* [Task goal] Transcribe all records exactly.

-- START OF Records for processing --

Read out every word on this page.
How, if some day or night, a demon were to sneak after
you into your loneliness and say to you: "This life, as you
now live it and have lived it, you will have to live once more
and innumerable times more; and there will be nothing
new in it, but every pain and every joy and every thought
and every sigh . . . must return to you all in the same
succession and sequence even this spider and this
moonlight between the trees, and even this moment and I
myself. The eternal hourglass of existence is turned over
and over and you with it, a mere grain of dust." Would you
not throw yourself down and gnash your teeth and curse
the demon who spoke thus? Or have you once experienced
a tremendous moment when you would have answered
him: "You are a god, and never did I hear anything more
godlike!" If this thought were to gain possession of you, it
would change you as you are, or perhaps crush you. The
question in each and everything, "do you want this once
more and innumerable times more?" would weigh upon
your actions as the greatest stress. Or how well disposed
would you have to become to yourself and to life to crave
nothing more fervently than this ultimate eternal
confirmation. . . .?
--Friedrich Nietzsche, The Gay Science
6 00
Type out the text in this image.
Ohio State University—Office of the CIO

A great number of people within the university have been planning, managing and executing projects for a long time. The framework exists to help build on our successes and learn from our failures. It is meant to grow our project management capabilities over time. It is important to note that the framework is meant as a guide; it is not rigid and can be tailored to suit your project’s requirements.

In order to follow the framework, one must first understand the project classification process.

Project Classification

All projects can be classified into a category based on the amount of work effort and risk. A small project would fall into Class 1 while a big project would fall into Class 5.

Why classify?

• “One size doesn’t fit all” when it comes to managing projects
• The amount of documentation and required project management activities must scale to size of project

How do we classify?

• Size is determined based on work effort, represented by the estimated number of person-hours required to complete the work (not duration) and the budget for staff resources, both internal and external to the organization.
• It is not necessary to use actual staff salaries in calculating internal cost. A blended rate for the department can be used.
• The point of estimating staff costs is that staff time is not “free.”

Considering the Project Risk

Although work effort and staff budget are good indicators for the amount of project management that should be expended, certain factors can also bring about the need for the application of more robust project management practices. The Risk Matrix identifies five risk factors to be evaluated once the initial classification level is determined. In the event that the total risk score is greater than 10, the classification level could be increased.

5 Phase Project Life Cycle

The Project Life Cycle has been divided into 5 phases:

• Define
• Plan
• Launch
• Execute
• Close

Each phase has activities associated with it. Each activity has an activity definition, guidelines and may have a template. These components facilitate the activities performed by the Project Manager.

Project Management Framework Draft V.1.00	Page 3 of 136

-- END OF Records for processing --

* [Task answer]
Read out every word on this page.
How, if some day or night, a demon were to sneak after
you into your loneliness and say to you: "This life, as you
now live it and have lived it, you will have to live once more
and innumerable times more; and there will be nothing
new in it, but every pain and every joy and every thought
and every sigh . . . must return to you all in the same
succession and sequence even this spider and this
moonlight between the trees, and even this moment and I
myself. The eternal hourglass of existence is turned over
and over and you with it, a mere grain of dust." Would you
not throw yourself down and gnash your teeth and curse
the demon who spoke thus? Or have you once experienced
a tremendous moment when you would have answered
him: "You are a god, and never did I hear anything more
godlike!" If this thought were to gain possession of you, it
would change you as you are, or perhaps crush you. The
question in each and everything, "do you want this once
more and innumerable times more?" would weigh upon
your actions as the greatest stress. Or how well disposed
would you have to become to yourself and to life to crave
nothing more fervently than this ultimate eternal
confirmation. . . .?
--Friedrich Nietzsche, The Gay Science
6 00
Type out the text in this image.
Ohio State University—Office of the CIO

A great number of people within the university have been planning, managing and executing projects for a long time. The framework exists to help build on our successes and learn from our failures. It is meant to grow our project management capabilities over time. It is important to note that the framework is meant as a guide; it is not rigid and can be tailored to suit your project’s requirements.

In order to follow the framework, one must first understand the project classification process.

Project Classification

All projects can be classified into a category based on the amount of work effort and risk. A small project would fall into Class 1 while a big project would fall into Class 5.

Why classify?

• “One size doesn’t fit all” when it comes to managing projects
• The amount of documentation and required project management activities must scale to size of project

How do we classify?

• Size is determined based on work effort, represented by the estimated number of person-hours required to complete the work (not duration) and the budget for staff resources, both internal and external to the organization.
• It is not necessary to use actual staff salaries in calculating internal cost. A blended rate for the department can be used.
• The point of estimating staff costs is that staff time is not “free.”

Considering the Project Risk

Although work effort and staff budget are good indicators for the amount of project management that should be expended, certain factors can also bring about the need for the application of more robust project management practices. The Risk Matrix identifies five risk factors to be evaluated once the initial classification level is determined. In the event that the total risk score is greater than 10, the classification level could be increased.

5 Phase Project Life Cycle

The Project Life Cycle has been divided into 5 phases:

• Define
• Plan
• Launch
• Execute
• Close

Each phase has activities associated with it. Each activity has an activity definition, guidelines and may have a template. These components facilitate the activities performed by the Project Manager.

Project Management Framework Draft V.1.00	Page 3 of 136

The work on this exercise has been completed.